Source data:
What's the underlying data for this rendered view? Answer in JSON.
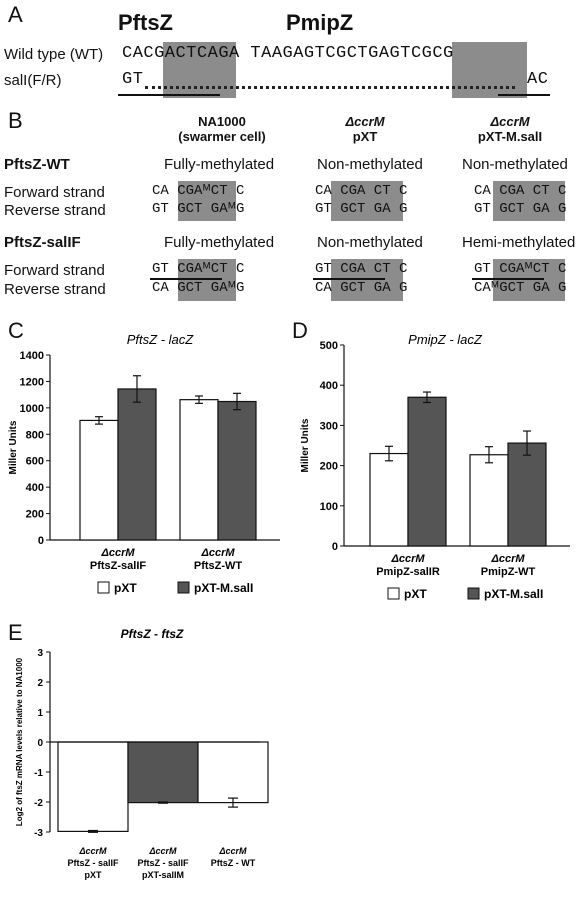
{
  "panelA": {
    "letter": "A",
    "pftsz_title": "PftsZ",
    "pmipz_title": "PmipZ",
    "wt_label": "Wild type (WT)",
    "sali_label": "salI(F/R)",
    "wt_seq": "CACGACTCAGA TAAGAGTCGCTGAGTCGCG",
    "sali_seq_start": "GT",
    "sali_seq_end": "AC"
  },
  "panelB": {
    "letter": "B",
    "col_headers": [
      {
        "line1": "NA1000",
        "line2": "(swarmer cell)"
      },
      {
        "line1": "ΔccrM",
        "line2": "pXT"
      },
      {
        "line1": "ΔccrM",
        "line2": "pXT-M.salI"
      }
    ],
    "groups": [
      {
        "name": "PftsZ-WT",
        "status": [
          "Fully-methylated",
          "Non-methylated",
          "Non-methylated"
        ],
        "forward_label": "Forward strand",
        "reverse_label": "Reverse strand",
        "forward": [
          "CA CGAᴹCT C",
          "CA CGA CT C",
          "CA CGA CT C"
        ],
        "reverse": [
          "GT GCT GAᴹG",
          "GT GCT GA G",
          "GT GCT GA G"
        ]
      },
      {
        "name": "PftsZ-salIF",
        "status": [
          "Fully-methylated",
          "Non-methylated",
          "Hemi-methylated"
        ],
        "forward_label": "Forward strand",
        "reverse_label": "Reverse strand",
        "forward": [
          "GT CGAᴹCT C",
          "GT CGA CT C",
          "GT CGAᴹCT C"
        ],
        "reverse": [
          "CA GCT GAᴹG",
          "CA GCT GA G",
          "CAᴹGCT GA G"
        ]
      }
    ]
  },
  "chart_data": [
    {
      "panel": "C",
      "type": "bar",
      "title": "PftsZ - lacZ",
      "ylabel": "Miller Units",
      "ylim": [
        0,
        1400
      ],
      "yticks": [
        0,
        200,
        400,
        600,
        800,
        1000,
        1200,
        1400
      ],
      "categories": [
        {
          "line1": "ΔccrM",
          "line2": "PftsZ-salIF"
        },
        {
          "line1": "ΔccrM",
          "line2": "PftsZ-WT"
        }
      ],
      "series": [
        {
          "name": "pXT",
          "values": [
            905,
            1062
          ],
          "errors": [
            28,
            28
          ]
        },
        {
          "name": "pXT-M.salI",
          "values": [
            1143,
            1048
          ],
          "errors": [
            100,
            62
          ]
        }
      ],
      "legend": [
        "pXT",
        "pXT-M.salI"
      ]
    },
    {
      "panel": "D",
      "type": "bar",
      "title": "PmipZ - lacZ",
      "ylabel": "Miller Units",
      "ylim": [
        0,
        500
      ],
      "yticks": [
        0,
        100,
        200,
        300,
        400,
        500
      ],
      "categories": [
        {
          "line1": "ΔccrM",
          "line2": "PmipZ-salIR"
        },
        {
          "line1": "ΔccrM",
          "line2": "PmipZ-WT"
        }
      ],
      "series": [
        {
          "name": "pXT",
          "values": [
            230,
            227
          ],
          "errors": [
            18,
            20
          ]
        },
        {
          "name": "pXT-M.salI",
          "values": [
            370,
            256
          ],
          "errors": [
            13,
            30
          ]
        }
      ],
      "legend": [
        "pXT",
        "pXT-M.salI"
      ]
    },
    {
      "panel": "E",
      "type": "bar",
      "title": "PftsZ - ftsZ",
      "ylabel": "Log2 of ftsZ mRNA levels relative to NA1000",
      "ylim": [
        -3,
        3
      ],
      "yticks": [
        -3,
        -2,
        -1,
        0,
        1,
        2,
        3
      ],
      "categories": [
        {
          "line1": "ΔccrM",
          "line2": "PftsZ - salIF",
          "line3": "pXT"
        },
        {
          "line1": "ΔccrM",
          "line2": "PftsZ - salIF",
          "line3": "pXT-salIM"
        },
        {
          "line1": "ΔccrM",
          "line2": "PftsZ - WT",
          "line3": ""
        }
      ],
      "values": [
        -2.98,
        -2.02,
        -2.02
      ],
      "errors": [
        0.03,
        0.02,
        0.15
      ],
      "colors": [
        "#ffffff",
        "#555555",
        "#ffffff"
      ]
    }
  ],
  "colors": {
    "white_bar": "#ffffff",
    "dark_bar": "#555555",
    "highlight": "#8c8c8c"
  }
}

§ **Assignment**
Without including any picture, repeat the data exactly.

§ **Exercise response**
What's the underlying data for this rendered view? Answer in JSON.
{
  "panelA": {
    "letter": "A",
    "pftsz_title": "PftsZ",
    "pmipz_title": "PmipZ",
    "wt_label": "Wild type (WT)",
    "sali_label": "salI(F/R)",
    "wt_seq": "CACGACTCAGA TAAGAGTCGCTGAGTCGCG",
    "sali_seq_start": "GT",
    "sali_seq_end": "AC"
  },
  "panelB": {
    "letter": "B",
    "col_headers": [
      {
        "line1": "NA1000",
        "line2": "(swarmer cell)"
      },
      {
        "line1": "ΔccrM",
        "line2": "pXT"
      },
      {
        "line1": "ΔccrM",
        "line2": "pXT-M.salI"
      }
    ],
    "groups": [
      {
        "name": "PftsZ-WT",
        "status": [
          "Fully-methylated",
          "Non-methylated",
          "Non-methylated"
        ],
        "forward_label": "Forward strand",
        "reverse_label": "Reverse strand",
        "forward": [
          "CA CGAᴹCT C",
          "CA CGA CT C",
          "CA CGA CT C"
        ],
        "reverse": [
          "GT GCT GAᴹG",
          "GT GCT GA G",
          "GT GCT GA G"
        ]
      },
      {
        "name": "PftsZ-salIF",
        "status": [
          "Fully-methylated",
          "Non-methylated",
          "Hemi-methylated"
        ],
        "forward_label": "Forward strand",
        "reverse_label": "Reverse strand",
        "forward": [
          "GT CGAᴹCT C",
          "GT CGA CT C",
          "GT CGAᴹCT C"
        ],
        "reverse": [
          "CA GCT GAᴹG",
          "CA GCT GA G",
          "CAᴹGCT GA G"
        ]
      }
    ]
  },
  "chart_data": [
    {
      "panel": "C",
      "type": "bar",
      "title": "PftsZ - lacZ",
      "ylabel": "Miller Units",
      "ylim": [
        0,
        1400
      ],
      "yticks": [
        0,
        200,
        400,
        600,
        800,
        1000,
        1200,
        1400
      ],
      "categories": [
        {
          "line1": "ΔccrM",
          "line2": "PftsZ-salIF"
        },
        {
          "line1": "ΔccrM",
          "line2": "PftsZ-WT"
        }
      ],
      "series": [
        {
          "name": "pXT",
          "values": [
            905,
            1062
          ],
          "errors": [
            28,
            28
          ]
        },
        {
          "name": "pXT-M.salI",
          "values": [
            1143,
            1048
          ],
          "errors": [
            100,
            62
          ]
        }
      ],
      "legend": [
        "pXT",
        "pXT-M.salI"
      ]
    },
    {
      "panel": "D",
      "type": "bar",
      "title": "PmipZ - lacZ",
      "ylabel": "Miller Units",
      "ylim": [
        0,
        500
      ],
      "yticks": [
        0,
        100,
        200,
        300,
        400,
        500
      ],
      "categories": [
        {
          "line1": "ΔccrM",
          "line2": "PmipZ-salIR"
        },
        {
          "line1": "ΔccrM",
          "line2": "PmipZ-WT"
        }
      ],
      "series": [
        {
          "name": "pXT",
          "values": [
            230,
            227
          ],
          "errors": [
            18,
            20
          ]
        },
        {
          "name": "pXT-M.salI",
          "values": [
            370,
            256
          ],
          "errors": [
            13,
            30
          ]
        }
      ],
      "legend": [
        "pXT",
        "pXT-M.salI"
      ]
    },
    {
      "panel": "E",
      "type": "bar",
      "title": "PftsZ - ftsZ",
      "ylabel": "Log2 of ftsZ mRNA levels relative to NA1000",
      "ylim": [
        -3,
        3
      ],
      "yticks": [
        -3,
        -2,
        -1,
        0,
        1,
        2,
        3
      ],
      "categories": [
        {
          "line1": "ΔccrM",
          "line2": "PftsZ - salIF",
          "line3": "pXT"
        },
        {
          "line1": "ΔccrM",
          "line2": "PftsZ - salIF",
          "line3": "pXT-salIM"
        },
        {
          "line1": "ΔccrM",
          "line2": "PftsZ - WT",
          "line3": ""
        }
      ],
      "values": [
        -2.98,
        -2.02,
        -2.02
      ],
      "errors": [
        0.03,
        0.02,
        0.15
      ],
      "colors": [
        "#ffffff",
        "#555555",
        "#ffffff"
      ]
    }
  ],
  "colors": {
    "white_bar": "#ffffff",
    "dark_bar": "#555555",
    "highlight": "#8c8c8c"
  }
}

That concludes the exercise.